**YOUR GOAL**
Reproduce all of the data word for word.

[Records from a collection]
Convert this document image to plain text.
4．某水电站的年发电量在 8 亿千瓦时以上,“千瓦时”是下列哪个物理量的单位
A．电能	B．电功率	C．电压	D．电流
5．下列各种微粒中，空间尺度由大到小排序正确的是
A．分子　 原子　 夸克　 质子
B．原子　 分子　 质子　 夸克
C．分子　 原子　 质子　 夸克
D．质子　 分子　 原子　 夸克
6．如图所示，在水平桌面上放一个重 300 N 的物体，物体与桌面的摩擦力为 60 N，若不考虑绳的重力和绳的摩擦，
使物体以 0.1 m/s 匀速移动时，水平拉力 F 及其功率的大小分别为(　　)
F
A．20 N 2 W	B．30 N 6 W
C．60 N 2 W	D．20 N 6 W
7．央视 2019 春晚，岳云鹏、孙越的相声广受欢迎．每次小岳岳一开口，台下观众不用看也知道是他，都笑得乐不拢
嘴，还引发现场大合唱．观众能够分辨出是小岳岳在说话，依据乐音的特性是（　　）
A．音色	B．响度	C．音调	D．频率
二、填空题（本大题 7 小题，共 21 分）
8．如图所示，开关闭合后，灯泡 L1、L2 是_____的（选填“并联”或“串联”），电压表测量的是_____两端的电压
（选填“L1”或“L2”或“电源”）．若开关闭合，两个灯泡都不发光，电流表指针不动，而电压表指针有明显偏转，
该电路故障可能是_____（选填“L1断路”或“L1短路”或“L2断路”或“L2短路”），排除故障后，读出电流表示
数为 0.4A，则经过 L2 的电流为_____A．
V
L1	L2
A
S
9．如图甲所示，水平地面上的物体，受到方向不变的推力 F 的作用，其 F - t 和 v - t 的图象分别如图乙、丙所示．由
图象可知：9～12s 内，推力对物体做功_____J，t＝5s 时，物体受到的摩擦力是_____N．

**RESPONSE BELOW**
Convert this document image to plain text.
4．某水电站的年发电量在 8 亿千瓦时以上,“千瓦时”是下列哪个物理量的单位
A．电能	B．电功率	C．电压	D．电流
5．下列各种微粒中，空间尺度由大到小排序正确的是
A．分子　 原子　 夸克　 质子
B．原子　 分子　 质子　 夸克
C．分子　 原子　 质子　 夸克
D．质子　 分子　 原子　 夸克
6．如图所示，在水平桌面上放一个重 300 N 的物体，物体与桌面的摩擦力为 60 N，若不考虑绳的重力和绳的摩擦，
使物体以 0.1 m/s 匀速移动时，水平拉力 F 及其功率的大小分别为(　　)
F
A．20 N 2 W	B．30 N 6 W
C．60 N 2 W	D．20 N 6 W
7．央视 2019 春晚，岳云鹏、孙越的相声广受欢迎．每次小岳岳一开口，台下观众不用看也知道是他，都笑得乐不拢
嘴，还引发现场大合唱．观众能够分辨出是小岳岳在说话，依据乐音的特性是（　　）
A．音色	B．响度	C．音调	D．频率
二、填空题（本大题 7 小题，共 21 分）
8．如图所示，开关闭合后，灯泡 L1、L2 是_____的（选填“并联”或“串联”），电压表测量的是_____两端的电压
（选填“L1”或“L2”或“电源”）．若开关闭合，两个灯泡都不发光，电流表指针不动，而电压表指针有明显偏转，
该电路故障可能是_____（选填“L1断路”或“L1短路”或“L2断路”或“L2短路”），排除故障后，读出电流表示
数为 0.4A，则经过 L2 的电流为_____A．
V
L1	L2
A
S
9．如图甲所示，水平地面上的物体，受到方向不变的推力 F 的作用，其 F - t 和 v - t 的图象分别如图乙、丙所示．由
图象可知：9～12s 内，推力对物体做功_____J，t＝5s 时，物体受到的摩擦力是_____N．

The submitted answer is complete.